Records for the task |
## Begin

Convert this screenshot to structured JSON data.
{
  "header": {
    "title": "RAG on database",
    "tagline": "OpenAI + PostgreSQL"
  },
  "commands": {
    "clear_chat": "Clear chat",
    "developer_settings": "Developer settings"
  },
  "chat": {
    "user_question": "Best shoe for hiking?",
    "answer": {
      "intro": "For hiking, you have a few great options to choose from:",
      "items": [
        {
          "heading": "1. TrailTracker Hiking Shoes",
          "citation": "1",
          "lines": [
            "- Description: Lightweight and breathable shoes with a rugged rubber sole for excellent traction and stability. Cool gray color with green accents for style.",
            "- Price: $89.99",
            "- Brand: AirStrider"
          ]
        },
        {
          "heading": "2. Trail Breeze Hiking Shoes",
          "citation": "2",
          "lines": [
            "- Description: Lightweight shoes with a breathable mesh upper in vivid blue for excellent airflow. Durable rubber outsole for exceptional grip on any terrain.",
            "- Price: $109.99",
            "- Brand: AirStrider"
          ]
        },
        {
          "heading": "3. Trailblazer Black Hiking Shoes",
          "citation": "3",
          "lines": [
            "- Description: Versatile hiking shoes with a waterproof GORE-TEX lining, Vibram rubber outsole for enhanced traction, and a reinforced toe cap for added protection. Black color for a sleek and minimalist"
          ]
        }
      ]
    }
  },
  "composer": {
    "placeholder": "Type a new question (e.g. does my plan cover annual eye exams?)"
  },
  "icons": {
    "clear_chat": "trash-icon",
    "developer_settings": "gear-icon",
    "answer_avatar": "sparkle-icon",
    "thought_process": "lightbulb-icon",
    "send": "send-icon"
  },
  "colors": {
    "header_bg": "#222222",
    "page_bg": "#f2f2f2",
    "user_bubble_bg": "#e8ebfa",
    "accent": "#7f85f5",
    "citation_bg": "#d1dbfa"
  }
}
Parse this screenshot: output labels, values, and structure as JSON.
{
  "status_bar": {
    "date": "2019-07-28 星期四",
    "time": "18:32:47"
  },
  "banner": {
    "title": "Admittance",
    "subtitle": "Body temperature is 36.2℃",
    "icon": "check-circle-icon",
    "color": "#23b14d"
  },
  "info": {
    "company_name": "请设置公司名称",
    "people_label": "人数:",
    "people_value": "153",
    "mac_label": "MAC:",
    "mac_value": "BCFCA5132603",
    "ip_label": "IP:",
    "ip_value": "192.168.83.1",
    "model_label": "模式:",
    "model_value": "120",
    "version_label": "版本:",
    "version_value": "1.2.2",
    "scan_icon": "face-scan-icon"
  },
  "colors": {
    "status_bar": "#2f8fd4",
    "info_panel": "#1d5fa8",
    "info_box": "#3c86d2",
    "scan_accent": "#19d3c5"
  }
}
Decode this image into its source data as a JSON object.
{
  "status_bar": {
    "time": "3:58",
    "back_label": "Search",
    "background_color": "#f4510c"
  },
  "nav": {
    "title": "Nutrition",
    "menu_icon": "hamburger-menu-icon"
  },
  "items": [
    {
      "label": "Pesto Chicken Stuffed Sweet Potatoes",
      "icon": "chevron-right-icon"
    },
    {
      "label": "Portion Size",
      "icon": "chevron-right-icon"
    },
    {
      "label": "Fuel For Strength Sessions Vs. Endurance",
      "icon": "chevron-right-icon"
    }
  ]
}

## End

Your goal | Quote every record above exactly.

Answer for this exercise |
Convert this screenshot to structured JSON data.
{
  "header": {
    "title": "RAG on database",
    "tagline": "OpenAI + PostgreSQL"
  },
  "commands": {
    "clear_chat": "Clear chat",
    "developer_settings": "Developer settings"
  },
  "chat": {
    "user_question": "Best shoe for hiking?",
    "answer": {
      "intro": "For hiking, you have a few great options to choose from:",
      "items": [
        {
          "heading": "1. TrailTracker Hiking Shoes",
          "citation": "1",
          "lines": [
            "- Description: Lightweight and breathable shoes with a rugged rubber sole for excellent traction and stability. Cool gray color with green accents for style.",
            "- Price: $89.99",
            "- Brand: AirStrider"
          ]
        },
        {
          "heading": "2. Trail Breeze Hiking Shoes",
          "citation": "2",
          "lines": [
            "- Description: Lightweight shoes with a breathable mesh upper in vivid blue for excellent airflow. Durable rubber outsole for exceptional grip on any terrain.",
            "- Price: $109.99",
            "- Brand: AirStrider"
          ]
        },
        {
          "heading": "3. Trailblazer Black Hiking Shoes",
          "citation": "3",
          "lines": [
            "- Description: Versatile hiking shoes with a waterproof GORE-TEX lining, Vibram rubber outsole for enhanced traction, and a reinforced toe cap for added protection. Black color for a sleek and minimalist"
          ]
        }
      ]
    }
  },
  "composer": {
    "placeholder": "Type a new question (e.g. does my plan cover annual eye exams?)"
  },
  "icons": {
    "clear_chat": "trash-icon",
    "developer_settings": "gear-icon",
    "answer_avatar": "sparkle-icon",
    "thought_process": "lightbulb-icon",
    "send": "send-icon"
  },
  "colors": {
    "header_bg": "#222222",
    "page_bg": "#f2f2f2",
    "user_bubble_bg": "#e8ebfa",
    "accent": "#7f85f5",
    "citation_bg": "#d1dbfa"
  }
}
Parse this screenshot: output labels, values, and structure as JSON.
{
  "status_bar": {
    "date": "2019-07-28 星期四",
    "time": "18:32:47"
  },
  "banner": {
    "title": "Admittance",
    "subtitle": "Body temperature is 36.2℃",
    "icon": "check-circle-icon",
    "color": "#23b14d"
  },
  "info": {
    "company_name": "请设置公司名称",
    "people_label": "人数:",
    "people_value": "153",
    "mac_label": "MAC:",
    "mac_value": "BCFCA5132603",
    "ip_label": "IP:",
    "ip_value": "192.168.83.1",
    "model_label": "模式:",
    "model_value": "120",
    "version_label": "版本:",
    "version_value": "1.2.2",
    "scan_icon": "face-scan-icon"
  },
  "colors": {
    "status_bar": "#2f8fd4",
    "info_panel": "#1d5fa8",
    "info_box": "#3c86d2",
    "scan_accent": "#19d3c5"
  }
}
Decode this image into its source data as a JSON object.
{
  "status_bar": {
    "time": "3:58",
    "back_label": "Search",
    "background_color": "#f4510c"
  },
  "nav": {
    "title": "Nutrition",
    "menu_icon": "hamburger-menu-icon"
  },
  "items": [
    {
      "label": "Pesto Chicken Stuffed Sweet Potatoes",
      "icon": "chevron-right-icon"
    },
    {
      "label": "Portion Size",
      "icon": "chevron-right-icon"
    },
    {
      "label": "Fuel For Strength Sessions Vs. Endurance",
      "icon": "chevron-right-icon"
    }
  ]
}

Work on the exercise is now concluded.